Data entries
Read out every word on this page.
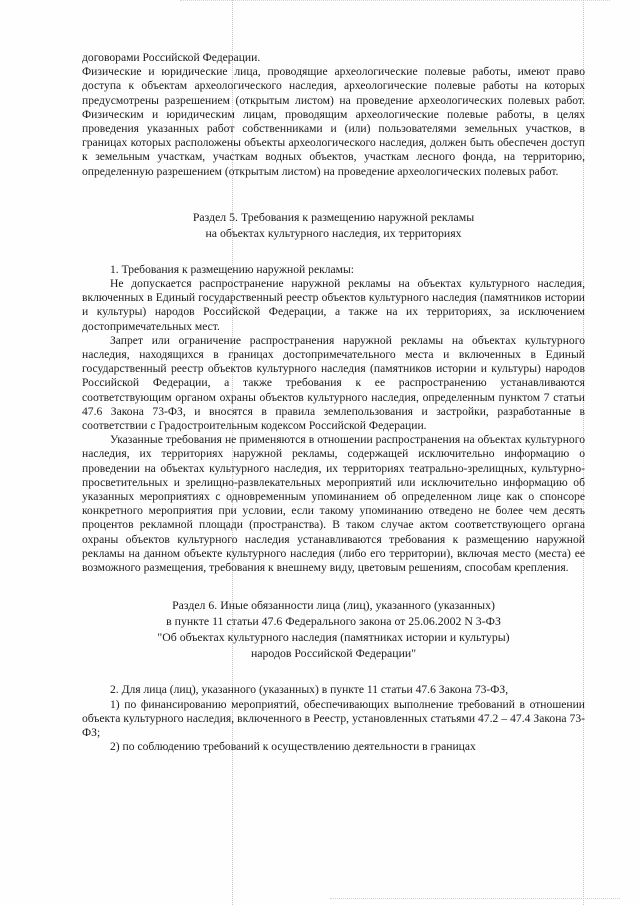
договорами Российской Федерации.

Физические и юридические лица, проводящие археологические полевые работы, имеют право доступа к объектам археологического наследия, археологические полевые работы на которых предусмотрены разрешением (открытым листом) на проведение археологических полевых работ. Физическим и юридическим лицам, проводящим археологические полевые работы, в целях проведения указанных работ собственниками и (или) пользователями земельных участков, в границах которых расположены объекты археологического наследия, должен быть обеспечен доступ к земельным участкам, участкам водных объектов, участкам лесного фонда, на территорию, определенную разрешением (открытым листом) на проведение археологических полевых работ.

Раздел 5. Требования к размещению наружной рекламы

на объектах культурного наследия, их территориях

1. Требования к размещению наружной рекламы:

Не допускается распространение наружной рекламы на объектах культурного наследия, включенных в Единый государственный реестр объектов культурного наследия (памятников истории и культуры) народов Российской Федерации, а также на их территориях, за исключением достопримечательных мест.

Запрет или ограничение распространения наружной рекламы на объектах культурного наследия, находящихся в границах достопримечательного места и включенных в Единый государственный реестр объектов культурного наследия (памятников истории и культуры) народов Российской Федерации, а также требования к ее распространению устанавливаются соответствующим органом охраны объектов культурного наследия, определенным пунктом 7 статьи 47.6 Закона 73-ФЗ, и вносятся в правила землепользования и застройки, разработанные в соответствии с Градостроительным кодексом Российской Федерации.

Указанные требования не применяются в отношении распространения на объектах культурного наследия, их территориях наружной рекламы, содержащей исключительно информацию о проведении на объектах культурного наследия, их территориях театрально-зрелищных, культурно-просветительных и зрелищно-развлекательных мероприятий или исключительно информацию об указанных мероприятиях с одновременным упоминанием об определенном лице как о спонсоре конкретного мероприятия при условии, если такому упоминанию отведено не более чем десять процентов рекламной площади (пространства). В таком случае актом соответствующего органа охраны объектов культурного наследия устанавливаются требования к размещению наружной рекламы на данном объекте культурного наследия (либо его территории), включая место (места) ее возможного размещения, требования к внешнему виду, цветовым решениям, способам крепления.

Раздел 6. Иные обязанности лица (лиц), указанного (указанных)

в пункте 11 статьи 47.6 Федерального закона от 25.06.2002 N 3-ФЗ

"Об объектах культурного наследия (памятниках истории и культуры)

народов Российской Федерации"

2. Для лица (лиц), указанного (указанных) в пункте 11 статьи 47.6 Закона 73-ФЗ,

1) по финансированию мероприятий, обеспечивающих выполнение требований в отношении объекта культурного наследия, включенного в Реестр, установленных статьями 47.2 – 47.4 Закона 73-ФЗ;

2) по соблюдению требований к осуществлению деятельности в границах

## To be done:
Copy each line exactly, and leave the pictures out of your copy.

## In response:
Read out every word on this page.
договорами Российской Федерации.

Физические и юридические лица, проводящие археологические полевые работы, имеют право доступа к объектам археологического наследия, археологические полевые работы на которых предусмотрены разрешением (открытым листом) на проведение археологических полевых работ. Физическим и юридическим лицам, проводящим археологические полевые работы, в целях проведения указанных работ собственниками и (или) пользователями земельных участков, в границах которых расположены объекты археологического наследия, должен быть обеспечен доступ к земельным участкам, участкам водных объектов, участкам лесного фонда, на территорию, определенную разрешением (открытым листом) на проведение археологических полевых работ.

Раздел 5. Требования к размещению наружной рекламы

на объектах культурного наследия, их территориях

1. Требования к размещению наружной рекламы:

Не допускается распространение наружной рекламы на объектах культурного наследия, включенных в Единый государственный реестр объектов культурного наследия (памятников истории и культуры) народов Российской Федерации, а также на их территориях, за исключением достопримечательных мест.

Запрет или ограничение распространения наружной рекламы на объектах культурного наследия, находящихся в границах достопримечательного места и включенных в Единый государственный реестр объектов культурного наследия (памятников истории и культуры) народов Российской Федерации, а также требования к ее распространению устанавливаются соответствующим органом охраны объектов культурного наследия, определенным пунктом 7 статьи 47.6 Закона 73-ФЗ, и вносятся в правила землепользования и застройки, разработанные в соответствии с Градостроительным кодексом Российской Федерации.

Указанные требования не применяются в отношении распространения на объектах культурного наследия, их территориях наружной рекламы, содержащей исключительно информацию о проведении на объектах культурного наследия, их территориях театрально-зрелищных, культурно-просветительных и зрелищно-развлекательных мероприятий или исключительно информацию об указанных мероприятиях с одновременным упоминанием об определенном лице как о спонсоре конкретного мероприятия при условии, если такому упоминанию отведено не более чем десять процентов рекламной площади (пространства). В таком случае актом соответствующего органа охраны объектов культурного наследия устанавливаются требования к размещению наружной рекламы на данном объекте культурного наследия (либо его территории), включая место (места) ее возможного размещения, требования к внешнему виду, цветовым решениям, способам крепления.

Раздел 6. Иные обязанности лица (лиц), указанного (указанных)

в пункте 11 статьи 47.6 Федерального закона от 25.06.2002 N 3-ФЗ

"Об объектах культурного наследия (памятниках истории и культуры)

народов Российской Федерации"

2. Для лица (лиц), указанного (указанных) в пункте 11 статьи 47.6 Закона 73-ФЗ,

1) по финансированию мероприятий, обеспечивающих выполнение требований в отношении объекта культурного наследия, включенного в Реестр, установленных статьями 47.2 – 47.4 Закона 73-ФЗ;

2) по соблюдению требований к осуществлению деятельности в границах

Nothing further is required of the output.